(Task brief): Please write out every line of the listing without alteration, but omit the images.

* * * * * * * * *

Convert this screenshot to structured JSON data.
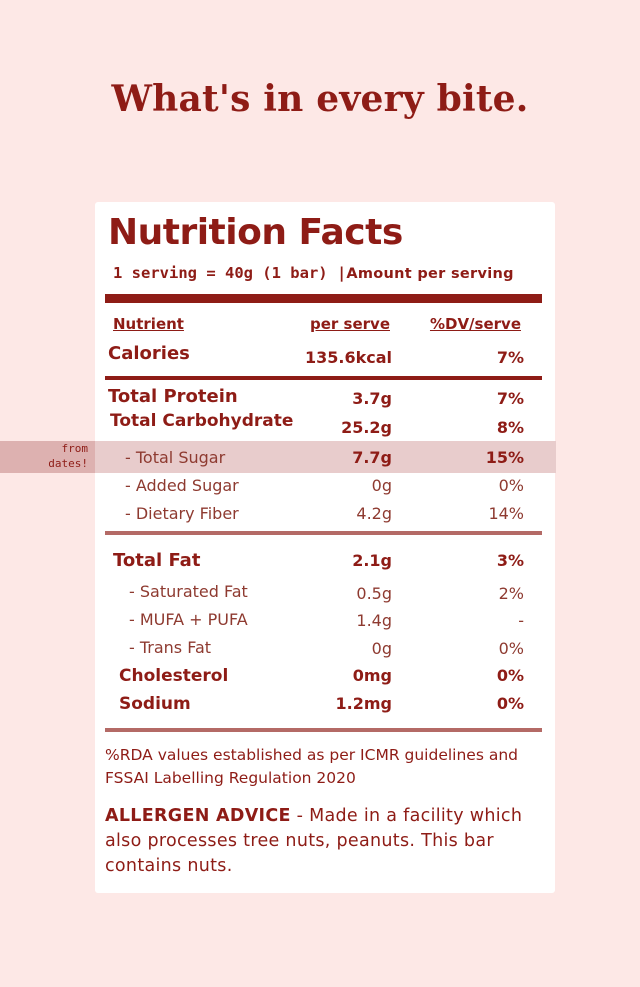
{
  "headline": "What's in every bite.",
  "label": {
    "title": "Nutrition Facts",
    "serving": "1 serving = 40g (1 bar)",
    "separator": "|",
    "amount_per_serving": "Amount per serving",
    "columns": {
      "nutrient": "Nutrient",
      "per_serve": "per serve",
      "dv": "%DV/serve"
    },
    "calories": {
      "name": "Calories",
      "value": "135.6kcal",
      "dv": "7%"
    },
    "protein": {
      "name": "Total Protein",
      "value": "3.7g",
      "dv": "7%"
    },
    "carbs": {
      "name": "Total Carbohydrate",
      "value": "25.2g",
      "dv": "8%"
    },
    "sugar": {
      "name": "- Total Sugar",
      "value": "7.7g",
      "dv": "15%",
      "note": "from dates!"
    },
    "added_sugar": {
      "name": "- Added Sugar",
      "value": "0g",
      "dv": "0%"
    },
    "fiber": {
      "name": "- Dietary Fiber",
      "value": "4.2g",
      "dv": "14%"
    },
    "fat": {
      "name": "Total Fat",
      "value": "2.1g",
      "dv": "3%"
    },
    "sat_fat": {
      "name": "- Saturated Fat",
      "value": "0.5g",
      "dv": "2%"
    },
    "mufa_pufa": {
      "name": "- MUFA + PUFA",
      "value": "1.4g",
      "dv": "-"
    },
    "trans_fat": {
      "name": "- Trans Fat",
      "value": "0g",
      "dv": "0%"
    },
    "cholesterol": {
      "name": "Cholesterol",
      "value": "0mg",
      "dv": "0%"
    },
    "sodium": {
      "name": "Sodium",
      "value": "1.2mg",
      "dv": "0%"
    }
  },
  "footnote": "%RDA values established as per ICMR guidelines and FSSAI Labelling Regulation 2020",
  "allergen": {
    "label": "ALLERGEN ADVICE",
    "text": " - Made in a facility which also processes tree nuts, peanuts. This bar contains nuts."
  },
  "colors": {
    "background": "#fde8e6",
    "brand": "#8e1c16",
    "highlight": "#e8cccc"
  }
}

* * * * * * * * *

(Answer area):
Convert this screenshot to structured JSON data.
{
  "headline": "What's in every bite.",
  "label": {
    "title": "Nutrition Facts",
    "serving": "1 serving = 40g (1 bar)",
    "separator": "|",
    "amount_per_serving": "Amount per serving",
    "columns": {
      "nutrient": "Nutrient",
      "per_serve": "per serve",
      "dv": "%DV/serve"
    },
    "calories": {
      "name": "Calories",
      "value": "135.6kcal",
      "dv": "7%"
    },
    "protein": {
      "name": "Total Protein",
      "value": "3.7g",
      "dv": "7%"
    },
    "carbs": {
      "name": "Total Carbohydrate",
      "value": "25.2g",
      "dv": "8%"
    },
    "sugar": {
      "name": "- Total Sugar",
      "value": "7.7g",
      "dv": "15%",
      "note": "from dates!"
    },
    "added_sugar": {
      "name": "- Added Sugar",
      "value": "0g",
      "dv": "0%"
    },
    "fiber": {
      "name": "- Dietary Fiber",
      "value": "4.2g",
      "dv": "14%"
    },
    "fat": {
      "name": "Total Fat",
      "value": "2.1g",
      "dv": "3%"
    },
    "sat_fat": {
      "name": "- Saturated Fat",
      "value": "0.5g",
      "dv": "2%"
    },
    "mufa_pufa": {
      "name": "- MUFA + PUFA",
      "value": "1.4g",
      "dv": "-"
    },
    "trans_fat": {
      "name": "- Trans Fat",
      "value": "0g",
      "dv": "0%"
    },
    "cholesterol": {
      "name": "Cholesterol",
      "value": "0mg",
      "dv": "0%"
    },
    "sodium": {
      "name": "Sodium",
      "value": "1.2mg",
      "dv": "0%"
    }
  },
  "footnote": "%RDA values established as per ICMR guidelines and FSSAI Labelling Regulation 2020",
  "allergen": {
    "label": "ALLERGEN ADVICE",
    "text": " - Made in a facility which also processes tree nuts, peanuts. This bar contains nuts."
  },
  "colors": {
    "background": "#fde8e6",
    "brand": "#8e1c16",
    "highlight": "#e8cccc"
  }
}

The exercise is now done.